DATA EXCERPTS:
------------------------

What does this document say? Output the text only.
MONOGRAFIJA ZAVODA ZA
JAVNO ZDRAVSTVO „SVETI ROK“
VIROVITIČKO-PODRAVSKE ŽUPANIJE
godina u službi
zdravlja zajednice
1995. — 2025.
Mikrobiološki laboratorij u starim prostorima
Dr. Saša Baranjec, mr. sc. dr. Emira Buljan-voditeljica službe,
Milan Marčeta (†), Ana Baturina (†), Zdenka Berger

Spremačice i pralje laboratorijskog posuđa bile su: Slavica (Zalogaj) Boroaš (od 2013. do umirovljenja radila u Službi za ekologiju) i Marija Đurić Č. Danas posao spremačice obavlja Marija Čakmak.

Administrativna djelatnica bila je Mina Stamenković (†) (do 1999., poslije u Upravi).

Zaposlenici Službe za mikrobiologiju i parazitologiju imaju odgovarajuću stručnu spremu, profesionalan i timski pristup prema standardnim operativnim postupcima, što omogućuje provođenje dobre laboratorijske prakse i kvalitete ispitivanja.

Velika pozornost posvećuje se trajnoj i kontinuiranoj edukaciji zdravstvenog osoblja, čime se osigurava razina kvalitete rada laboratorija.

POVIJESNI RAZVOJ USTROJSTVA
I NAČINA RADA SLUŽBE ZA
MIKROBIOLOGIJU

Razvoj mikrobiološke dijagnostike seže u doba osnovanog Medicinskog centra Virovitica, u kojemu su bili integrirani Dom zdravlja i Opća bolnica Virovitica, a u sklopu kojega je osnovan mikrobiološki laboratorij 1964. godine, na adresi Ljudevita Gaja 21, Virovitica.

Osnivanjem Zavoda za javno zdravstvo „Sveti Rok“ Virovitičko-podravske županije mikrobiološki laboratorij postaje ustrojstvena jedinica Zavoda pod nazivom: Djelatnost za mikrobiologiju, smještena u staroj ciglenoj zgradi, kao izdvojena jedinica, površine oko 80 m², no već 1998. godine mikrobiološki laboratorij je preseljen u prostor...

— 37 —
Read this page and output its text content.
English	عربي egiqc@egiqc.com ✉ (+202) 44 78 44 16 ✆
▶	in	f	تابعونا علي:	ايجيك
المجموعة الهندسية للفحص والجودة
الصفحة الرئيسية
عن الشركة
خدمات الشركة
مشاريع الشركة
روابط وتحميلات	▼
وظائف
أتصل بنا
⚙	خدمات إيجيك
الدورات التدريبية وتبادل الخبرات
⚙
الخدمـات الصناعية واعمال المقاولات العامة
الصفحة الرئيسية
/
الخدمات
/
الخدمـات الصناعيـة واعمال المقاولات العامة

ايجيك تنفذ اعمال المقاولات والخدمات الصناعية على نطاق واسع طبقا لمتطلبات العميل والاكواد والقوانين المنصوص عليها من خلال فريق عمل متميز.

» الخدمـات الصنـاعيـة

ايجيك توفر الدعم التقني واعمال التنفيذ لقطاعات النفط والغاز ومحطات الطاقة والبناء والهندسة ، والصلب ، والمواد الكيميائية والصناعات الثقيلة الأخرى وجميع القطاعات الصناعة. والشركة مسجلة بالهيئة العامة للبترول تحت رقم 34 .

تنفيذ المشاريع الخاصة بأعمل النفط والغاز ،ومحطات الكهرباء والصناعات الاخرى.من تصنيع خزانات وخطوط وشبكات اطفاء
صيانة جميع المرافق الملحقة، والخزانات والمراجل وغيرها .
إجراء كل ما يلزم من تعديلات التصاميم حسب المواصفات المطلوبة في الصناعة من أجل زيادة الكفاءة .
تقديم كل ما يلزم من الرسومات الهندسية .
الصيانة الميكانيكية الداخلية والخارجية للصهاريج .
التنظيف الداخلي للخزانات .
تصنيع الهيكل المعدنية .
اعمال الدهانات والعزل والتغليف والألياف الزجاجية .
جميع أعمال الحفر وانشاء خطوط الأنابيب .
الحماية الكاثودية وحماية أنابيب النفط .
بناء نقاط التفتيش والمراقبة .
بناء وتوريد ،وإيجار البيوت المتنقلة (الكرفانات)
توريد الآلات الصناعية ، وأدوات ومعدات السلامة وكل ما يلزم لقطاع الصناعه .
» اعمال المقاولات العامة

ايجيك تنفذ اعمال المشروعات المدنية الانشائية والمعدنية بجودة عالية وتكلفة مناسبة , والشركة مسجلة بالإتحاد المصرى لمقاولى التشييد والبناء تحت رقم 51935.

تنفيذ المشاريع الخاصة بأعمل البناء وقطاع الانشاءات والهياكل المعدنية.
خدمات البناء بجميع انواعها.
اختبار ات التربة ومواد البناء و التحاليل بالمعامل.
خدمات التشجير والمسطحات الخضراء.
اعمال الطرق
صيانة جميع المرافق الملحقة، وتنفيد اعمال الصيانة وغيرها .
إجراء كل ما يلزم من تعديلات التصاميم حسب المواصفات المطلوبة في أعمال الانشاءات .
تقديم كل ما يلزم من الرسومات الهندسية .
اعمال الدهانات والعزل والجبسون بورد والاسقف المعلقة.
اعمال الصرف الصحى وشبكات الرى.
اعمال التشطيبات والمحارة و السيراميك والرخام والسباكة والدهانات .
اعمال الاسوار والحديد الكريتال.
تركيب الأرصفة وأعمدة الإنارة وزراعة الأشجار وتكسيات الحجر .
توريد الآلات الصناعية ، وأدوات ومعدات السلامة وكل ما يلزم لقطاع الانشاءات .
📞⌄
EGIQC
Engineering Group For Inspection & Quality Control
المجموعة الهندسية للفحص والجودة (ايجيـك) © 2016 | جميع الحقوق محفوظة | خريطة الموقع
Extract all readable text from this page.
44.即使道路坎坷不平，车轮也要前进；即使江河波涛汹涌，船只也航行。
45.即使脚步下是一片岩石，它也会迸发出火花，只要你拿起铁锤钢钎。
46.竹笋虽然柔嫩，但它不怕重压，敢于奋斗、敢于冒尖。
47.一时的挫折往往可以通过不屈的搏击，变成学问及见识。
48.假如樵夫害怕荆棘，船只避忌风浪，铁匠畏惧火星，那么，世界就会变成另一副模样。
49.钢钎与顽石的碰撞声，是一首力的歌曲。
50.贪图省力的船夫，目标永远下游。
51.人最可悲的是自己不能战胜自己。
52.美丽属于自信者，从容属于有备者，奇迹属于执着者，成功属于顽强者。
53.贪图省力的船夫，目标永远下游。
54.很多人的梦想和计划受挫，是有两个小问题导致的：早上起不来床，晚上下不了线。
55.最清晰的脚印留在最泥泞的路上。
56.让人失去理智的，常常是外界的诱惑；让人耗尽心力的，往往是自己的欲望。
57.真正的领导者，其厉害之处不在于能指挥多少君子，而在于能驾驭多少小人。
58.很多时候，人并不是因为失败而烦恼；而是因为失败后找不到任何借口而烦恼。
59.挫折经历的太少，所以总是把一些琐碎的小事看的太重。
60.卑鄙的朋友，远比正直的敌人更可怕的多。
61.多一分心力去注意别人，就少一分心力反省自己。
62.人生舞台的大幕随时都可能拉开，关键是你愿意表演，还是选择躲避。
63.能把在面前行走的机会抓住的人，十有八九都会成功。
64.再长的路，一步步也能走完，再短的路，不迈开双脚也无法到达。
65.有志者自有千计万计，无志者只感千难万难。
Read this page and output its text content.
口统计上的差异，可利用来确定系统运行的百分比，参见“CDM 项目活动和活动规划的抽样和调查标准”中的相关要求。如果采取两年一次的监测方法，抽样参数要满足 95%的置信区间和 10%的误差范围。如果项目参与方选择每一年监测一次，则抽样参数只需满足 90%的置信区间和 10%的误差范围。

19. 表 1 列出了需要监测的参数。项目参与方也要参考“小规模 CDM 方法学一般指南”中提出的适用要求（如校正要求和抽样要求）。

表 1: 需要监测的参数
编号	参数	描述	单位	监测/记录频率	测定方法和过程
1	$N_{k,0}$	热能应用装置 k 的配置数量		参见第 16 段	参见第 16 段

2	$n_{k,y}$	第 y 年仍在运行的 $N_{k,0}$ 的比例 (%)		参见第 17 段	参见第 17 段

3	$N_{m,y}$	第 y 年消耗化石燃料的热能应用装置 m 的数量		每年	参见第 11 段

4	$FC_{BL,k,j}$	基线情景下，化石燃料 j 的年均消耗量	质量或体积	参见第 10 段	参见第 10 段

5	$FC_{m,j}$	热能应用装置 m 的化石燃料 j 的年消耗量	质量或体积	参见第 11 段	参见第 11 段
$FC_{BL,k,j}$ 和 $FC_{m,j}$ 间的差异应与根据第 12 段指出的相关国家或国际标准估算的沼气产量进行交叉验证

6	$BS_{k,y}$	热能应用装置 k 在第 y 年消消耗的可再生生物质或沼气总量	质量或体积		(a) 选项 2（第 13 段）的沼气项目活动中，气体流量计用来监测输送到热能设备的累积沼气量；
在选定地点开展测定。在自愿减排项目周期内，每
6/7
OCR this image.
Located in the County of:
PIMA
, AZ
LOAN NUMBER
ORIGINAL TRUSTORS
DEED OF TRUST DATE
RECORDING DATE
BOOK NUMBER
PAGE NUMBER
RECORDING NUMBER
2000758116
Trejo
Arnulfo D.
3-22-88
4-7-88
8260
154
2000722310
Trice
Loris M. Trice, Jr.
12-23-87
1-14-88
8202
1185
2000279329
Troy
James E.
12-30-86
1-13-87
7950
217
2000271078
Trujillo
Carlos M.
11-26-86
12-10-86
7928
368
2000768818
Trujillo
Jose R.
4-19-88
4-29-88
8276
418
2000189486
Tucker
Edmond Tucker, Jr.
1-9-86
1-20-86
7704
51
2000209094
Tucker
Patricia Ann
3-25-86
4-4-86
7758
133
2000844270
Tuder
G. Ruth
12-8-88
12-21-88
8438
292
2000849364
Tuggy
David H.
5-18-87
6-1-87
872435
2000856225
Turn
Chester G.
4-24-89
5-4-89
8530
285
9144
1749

------------------------

TASK TO COMPLETE: Which lines hold the word "text"? Copy every one of them.

ANSWER TO THE EXERCISE:
What does this document say? Output the text only.
Read this page and output its text content.
Extract all readable text from this page.
Read this page and output its text content.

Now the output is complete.